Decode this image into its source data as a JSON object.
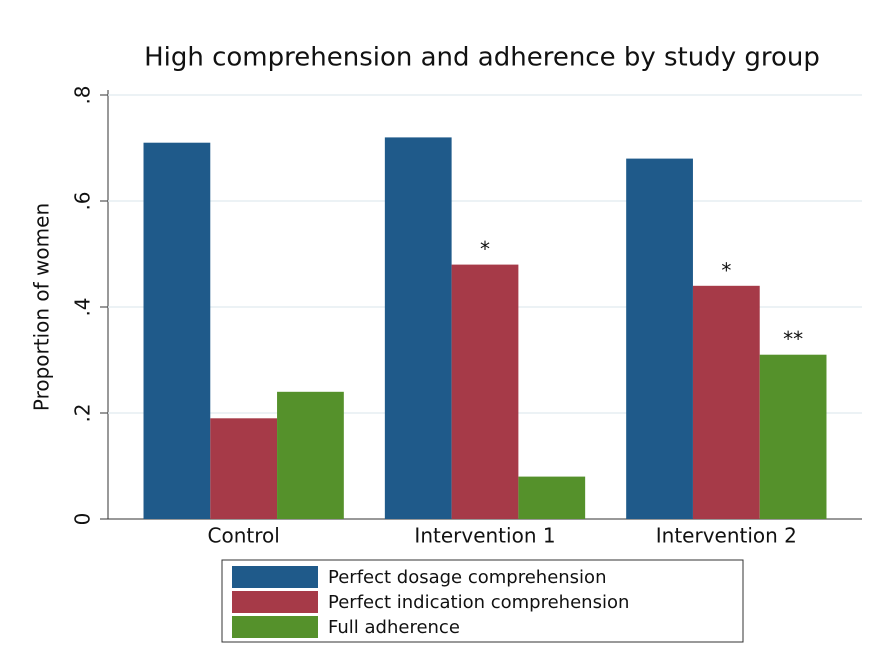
{
  "chart_data": {
    "type": "bar",
    "title": "High comprehension and adherence by study group",
    "y_label": "Proportion of women",
    "categories": [
      "Control",
      "Intervention 1",
      "Intervention 2"
    ],
    "series": [
      {
        "name": "Perfect dosage comprehension",
        "color": "#1f5a8a",
        "values": [
          0.71,
          0.72,
          0.68
        ]
      },
      {
        "name": "Perfect indication comprehension",
        "color": "#a63a48",
        "values": [
          0.19,
          0.48,
          0.44
        ],
        "markers": [
          null,
          "*",
          "*"
        ]
      },
      {
        "name": "Full adherence",
        "color": "#55912b",
        "values": [
          0.24,
          0.08,
          0.31
        ],
        "markers": [
          null,
          null,
          "**"
        ]
      }
    ],
    "ylim": [
      0,
      0.8
    ],
    "yticks": [
      0,
      {
        "value": 0.2,
        "label": ".2"
      },
      {
        "value": 0.4,
        "label": ".4"
      },
      {
        "value": 0.6,
        "label": ".6"
      },
      {
        "value": 0.8,
        "label": ".8"
      }
    ],
    "grid": true,
    "legend": "bottom"
  }
}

+--

_GIVEN EXERCISE_: Omit the pictures and give the material again, exactly and in full.

_EXERCISE SOLUTION_:
Decode this image into its source data as a JSON object.
{
  "chart_data": {
    "type": "bar",
    "title": "High comprehension and adherence by study group",
    "y_label": "Proportion of women",
    "categories": [
      "Control",
      "Intervention 1",
      "Intervention 2"
    ],
    "series": [
      {
        "name": "Perfect dosage comprehension",
        "color": "#1f5a8a",
        "values": [
          0.71,
          0.72,
          0.68
        ]
      },
      {
        "name": "Perfect indication comprehension",
        "color": "#a63a48",
        "values": [
          0.19,
          0.48,
          0.44
        ],
        "markers": [
          null,
          "*",
          "*"
        ]
      },
      {
        "name": "Full adherence",
        "color": "#55912b",
        "values": [
          0.24,
          0.08,
          0.31
        ],
        "markers": [
          null,
          null,
          "**"
        ]
      }
    ],
    "ylim": [
      0,
      0.8
    ],
    "yticks": [
      0,
      {
        "value": 0.2,
        "label": ".2"
      },
      {
        "value": 0.4,
        "label": ".4"
      },
      {
        "value": 0.6,
        "label": ".6"
      },
      {
        "value": 0.8,
        "label": ".8"
      }
    ],
    "grid": true,
    "legend": "bottom"
  }
}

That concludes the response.